→ **Short task**
Identify all lines in the listing that include the word "Intelligenz", and copy them out.

Records from a collection of figures:
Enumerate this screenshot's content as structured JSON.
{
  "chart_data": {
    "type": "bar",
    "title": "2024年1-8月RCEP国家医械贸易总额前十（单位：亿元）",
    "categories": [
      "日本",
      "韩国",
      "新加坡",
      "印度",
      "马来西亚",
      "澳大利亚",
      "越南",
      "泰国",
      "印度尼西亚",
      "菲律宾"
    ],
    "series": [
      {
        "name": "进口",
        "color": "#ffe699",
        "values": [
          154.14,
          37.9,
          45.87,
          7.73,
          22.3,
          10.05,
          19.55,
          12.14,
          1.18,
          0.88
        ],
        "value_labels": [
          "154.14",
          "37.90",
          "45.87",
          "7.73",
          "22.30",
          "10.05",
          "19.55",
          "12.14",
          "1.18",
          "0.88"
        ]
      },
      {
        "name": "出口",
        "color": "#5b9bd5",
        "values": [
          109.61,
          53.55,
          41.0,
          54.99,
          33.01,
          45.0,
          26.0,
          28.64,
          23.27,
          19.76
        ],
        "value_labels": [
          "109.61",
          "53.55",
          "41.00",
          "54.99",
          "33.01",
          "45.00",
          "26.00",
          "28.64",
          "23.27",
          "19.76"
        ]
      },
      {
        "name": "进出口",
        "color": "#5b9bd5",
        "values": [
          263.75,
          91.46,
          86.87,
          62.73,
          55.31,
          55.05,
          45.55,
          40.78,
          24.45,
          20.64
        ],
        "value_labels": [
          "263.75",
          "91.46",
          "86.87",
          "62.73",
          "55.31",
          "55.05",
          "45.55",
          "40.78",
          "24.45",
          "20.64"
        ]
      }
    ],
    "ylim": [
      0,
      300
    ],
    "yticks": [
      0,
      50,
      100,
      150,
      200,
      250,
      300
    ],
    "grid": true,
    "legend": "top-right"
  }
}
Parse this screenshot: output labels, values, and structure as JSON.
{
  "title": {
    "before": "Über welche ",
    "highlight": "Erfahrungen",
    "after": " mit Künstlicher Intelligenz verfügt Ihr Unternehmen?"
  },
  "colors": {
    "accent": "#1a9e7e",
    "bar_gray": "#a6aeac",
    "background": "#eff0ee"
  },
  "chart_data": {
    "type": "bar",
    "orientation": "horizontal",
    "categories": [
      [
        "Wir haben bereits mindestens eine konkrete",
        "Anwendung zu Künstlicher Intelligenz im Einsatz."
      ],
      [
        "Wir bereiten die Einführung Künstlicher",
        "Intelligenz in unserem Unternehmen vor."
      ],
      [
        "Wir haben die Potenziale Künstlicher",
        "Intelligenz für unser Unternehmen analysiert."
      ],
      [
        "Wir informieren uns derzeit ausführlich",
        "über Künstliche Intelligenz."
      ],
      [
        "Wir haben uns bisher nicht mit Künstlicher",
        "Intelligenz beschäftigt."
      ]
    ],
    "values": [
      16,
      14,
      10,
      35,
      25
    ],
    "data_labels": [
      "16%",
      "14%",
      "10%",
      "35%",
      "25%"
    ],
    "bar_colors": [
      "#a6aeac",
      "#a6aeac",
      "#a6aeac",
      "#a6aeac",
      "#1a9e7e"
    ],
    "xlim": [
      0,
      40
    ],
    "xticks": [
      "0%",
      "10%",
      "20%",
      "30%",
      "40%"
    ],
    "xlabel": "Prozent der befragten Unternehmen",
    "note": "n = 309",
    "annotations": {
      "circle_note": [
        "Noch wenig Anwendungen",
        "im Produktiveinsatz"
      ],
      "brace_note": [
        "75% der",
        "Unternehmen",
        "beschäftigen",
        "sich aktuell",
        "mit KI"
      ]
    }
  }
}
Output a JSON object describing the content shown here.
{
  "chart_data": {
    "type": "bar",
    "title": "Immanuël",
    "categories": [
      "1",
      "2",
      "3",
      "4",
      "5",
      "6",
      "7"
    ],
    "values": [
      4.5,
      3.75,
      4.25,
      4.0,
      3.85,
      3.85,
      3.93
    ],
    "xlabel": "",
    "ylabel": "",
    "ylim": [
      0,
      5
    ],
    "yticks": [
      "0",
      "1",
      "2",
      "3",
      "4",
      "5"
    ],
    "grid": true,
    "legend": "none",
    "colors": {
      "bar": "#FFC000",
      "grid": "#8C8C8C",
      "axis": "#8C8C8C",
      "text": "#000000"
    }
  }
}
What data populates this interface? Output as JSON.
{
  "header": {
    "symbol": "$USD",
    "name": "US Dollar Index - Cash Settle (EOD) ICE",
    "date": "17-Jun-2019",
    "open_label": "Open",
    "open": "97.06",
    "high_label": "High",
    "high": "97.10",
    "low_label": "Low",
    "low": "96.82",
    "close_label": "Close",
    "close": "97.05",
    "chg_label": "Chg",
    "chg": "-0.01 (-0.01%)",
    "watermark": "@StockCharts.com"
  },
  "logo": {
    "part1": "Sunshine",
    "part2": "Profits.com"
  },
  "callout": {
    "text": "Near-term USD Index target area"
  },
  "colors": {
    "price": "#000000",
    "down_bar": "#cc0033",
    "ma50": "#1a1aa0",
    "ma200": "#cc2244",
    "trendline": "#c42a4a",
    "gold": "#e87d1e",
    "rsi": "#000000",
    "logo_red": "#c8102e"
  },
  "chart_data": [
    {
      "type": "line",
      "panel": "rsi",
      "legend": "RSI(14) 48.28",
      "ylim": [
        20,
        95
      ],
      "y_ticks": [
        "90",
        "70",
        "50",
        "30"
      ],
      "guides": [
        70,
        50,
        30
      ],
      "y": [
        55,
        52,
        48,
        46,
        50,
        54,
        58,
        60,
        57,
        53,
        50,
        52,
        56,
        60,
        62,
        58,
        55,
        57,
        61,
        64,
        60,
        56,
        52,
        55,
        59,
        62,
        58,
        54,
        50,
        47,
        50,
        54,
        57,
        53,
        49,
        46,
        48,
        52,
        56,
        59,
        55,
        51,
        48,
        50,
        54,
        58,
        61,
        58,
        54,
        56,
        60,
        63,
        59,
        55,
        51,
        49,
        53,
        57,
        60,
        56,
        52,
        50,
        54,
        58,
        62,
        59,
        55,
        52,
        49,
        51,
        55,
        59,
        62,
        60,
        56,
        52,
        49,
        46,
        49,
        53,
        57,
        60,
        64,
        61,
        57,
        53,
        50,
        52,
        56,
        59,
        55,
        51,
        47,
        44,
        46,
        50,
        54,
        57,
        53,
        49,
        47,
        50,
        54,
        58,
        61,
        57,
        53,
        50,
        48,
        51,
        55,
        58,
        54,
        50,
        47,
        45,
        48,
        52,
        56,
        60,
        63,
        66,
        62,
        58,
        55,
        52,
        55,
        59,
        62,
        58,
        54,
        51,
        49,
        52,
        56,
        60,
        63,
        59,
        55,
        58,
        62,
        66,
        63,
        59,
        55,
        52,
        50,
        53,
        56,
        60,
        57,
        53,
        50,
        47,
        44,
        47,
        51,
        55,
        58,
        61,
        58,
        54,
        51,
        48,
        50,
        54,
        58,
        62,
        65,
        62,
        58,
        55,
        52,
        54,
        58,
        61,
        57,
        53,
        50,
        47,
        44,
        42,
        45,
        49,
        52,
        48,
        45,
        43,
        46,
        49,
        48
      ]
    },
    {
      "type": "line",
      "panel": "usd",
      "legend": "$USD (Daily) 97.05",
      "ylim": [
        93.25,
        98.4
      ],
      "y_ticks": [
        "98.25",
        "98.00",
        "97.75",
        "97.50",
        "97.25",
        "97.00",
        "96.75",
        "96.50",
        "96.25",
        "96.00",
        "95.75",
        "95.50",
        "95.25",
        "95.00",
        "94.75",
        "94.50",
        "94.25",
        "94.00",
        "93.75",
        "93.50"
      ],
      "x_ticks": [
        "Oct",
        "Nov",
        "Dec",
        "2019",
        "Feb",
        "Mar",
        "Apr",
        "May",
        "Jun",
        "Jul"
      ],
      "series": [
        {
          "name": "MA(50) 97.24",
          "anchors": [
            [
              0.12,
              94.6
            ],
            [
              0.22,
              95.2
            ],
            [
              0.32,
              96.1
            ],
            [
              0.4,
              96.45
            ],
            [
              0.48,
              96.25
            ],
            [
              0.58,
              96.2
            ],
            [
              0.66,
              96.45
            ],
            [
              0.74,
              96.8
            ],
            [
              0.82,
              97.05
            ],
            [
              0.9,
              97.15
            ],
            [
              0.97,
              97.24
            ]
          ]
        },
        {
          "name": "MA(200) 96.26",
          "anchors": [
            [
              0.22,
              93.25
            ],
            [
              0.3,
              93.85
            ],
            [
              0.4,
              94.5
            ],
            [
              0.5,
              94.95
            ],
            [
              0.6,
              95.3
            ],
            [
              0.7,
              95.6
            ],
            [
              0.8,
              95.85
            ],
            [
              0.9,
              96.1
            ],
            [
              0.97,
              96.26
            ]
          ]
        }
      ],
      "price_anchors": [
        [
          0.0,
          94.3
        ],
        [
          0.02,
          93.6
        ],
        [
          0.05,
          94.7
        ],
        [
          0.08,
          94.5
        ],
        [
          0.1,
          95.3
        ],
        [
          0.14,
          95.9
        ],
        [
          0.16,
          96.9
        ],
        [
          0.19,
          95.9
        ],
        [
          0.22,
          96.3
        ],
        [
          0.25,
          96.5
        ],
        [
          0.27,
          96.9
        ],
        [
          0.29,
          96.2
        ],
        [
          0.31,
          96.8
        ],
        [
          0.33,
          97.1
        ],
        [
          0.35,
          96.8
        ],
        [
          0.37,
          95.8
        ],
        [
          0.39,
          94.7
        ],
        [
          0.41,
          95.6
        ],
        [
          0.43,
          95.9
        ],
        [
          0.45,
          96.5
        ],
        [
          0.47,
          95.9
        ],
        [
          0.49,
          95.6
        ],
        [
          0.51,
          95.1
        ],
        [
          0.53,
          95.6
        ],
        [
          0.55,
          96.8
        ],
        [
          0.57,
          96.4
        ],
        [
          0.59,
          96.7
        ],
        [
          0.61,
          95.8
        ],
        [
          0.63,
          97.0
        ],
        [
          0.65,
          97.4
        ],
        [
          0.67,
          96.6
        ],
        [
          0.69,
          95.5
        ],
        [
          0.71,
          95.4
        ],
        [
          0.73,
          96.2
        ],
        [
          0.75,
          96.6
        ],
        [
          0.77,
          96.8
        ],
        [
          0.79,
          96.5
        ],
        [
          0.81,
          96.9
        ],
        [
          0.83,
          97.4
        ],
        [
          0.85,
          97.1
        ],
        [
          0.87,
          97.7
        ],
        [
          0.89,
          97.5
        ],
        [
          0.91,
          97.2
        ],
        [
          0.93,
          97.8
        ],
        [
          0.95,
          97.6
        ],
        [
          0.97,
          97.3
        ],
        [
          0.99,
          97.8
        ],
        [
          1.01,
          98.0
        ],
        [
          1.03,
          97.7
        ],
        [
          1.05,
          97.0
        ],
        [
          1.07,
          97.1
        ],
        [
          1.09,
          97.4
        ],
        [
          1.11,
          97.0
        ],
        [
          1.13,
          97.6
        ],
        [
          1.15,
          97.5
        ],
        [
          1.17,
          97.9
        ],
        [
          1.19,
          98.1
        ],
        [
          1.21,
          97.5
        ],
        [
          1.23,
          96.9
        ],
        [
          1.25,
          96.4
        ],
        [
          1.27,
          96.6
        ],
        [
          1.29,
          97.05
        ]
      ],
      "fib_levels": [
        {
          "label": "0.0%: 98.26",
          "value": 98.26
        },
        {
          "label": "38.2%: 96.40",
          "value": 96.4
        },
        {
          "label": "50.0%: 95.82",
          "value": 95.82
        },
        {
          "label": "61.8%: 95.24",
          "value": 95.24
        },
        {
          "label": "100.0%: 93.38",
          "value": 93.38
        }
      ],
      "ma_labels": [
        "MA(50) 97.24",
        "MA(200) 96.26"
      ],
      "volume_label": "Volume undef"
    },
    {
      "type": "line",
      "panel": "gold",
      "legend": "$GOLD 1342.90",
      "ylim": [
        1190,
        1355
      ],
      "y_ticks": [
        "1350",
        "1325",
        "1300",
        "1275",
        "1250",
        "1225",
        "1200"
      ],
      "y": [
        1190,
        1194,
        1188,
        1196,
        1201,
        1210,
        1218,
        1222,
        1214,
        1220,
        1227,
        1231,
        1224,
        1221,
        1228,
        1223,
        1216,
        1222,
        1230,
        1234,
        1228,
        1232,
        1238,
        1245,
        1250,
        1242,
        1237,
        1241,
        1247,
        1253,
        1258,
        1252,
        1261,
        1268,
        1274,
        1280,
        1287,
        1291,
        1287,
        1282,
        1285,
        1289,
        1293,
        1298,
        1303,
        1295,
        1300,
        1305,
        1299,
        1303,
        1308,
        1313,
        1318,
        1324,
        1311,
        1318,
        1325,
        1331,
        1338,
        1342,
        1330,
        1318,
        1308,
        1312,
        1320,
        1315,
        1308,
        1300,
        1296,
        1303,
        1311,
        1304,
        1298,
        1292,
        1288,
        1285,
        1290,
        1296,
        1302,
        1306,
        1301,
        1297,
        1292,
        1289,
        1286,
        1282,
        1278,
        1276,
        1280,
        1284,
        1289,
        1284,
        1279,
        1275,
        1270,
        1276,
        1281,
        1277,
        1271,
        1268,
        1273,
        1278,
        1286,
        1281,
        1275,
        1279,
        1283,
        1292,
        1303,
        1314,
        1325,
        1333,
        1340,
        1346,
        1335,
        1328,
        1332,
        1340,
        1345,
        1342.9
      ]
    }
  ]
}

→ **Right answer**
    "after": " mit Künstlicher Intelligenz verfügt Ihr Unternehmen?"
        "Anwendung zu Künstlicher Intelligenz im Einsatz."
        "Intelligenz in unserem Unternehmen vor."
        "Intelligenz für unser Unternehmen analysiert."
        "über Künstliche Intelligenz."
        "Intelligenz beschäftigt."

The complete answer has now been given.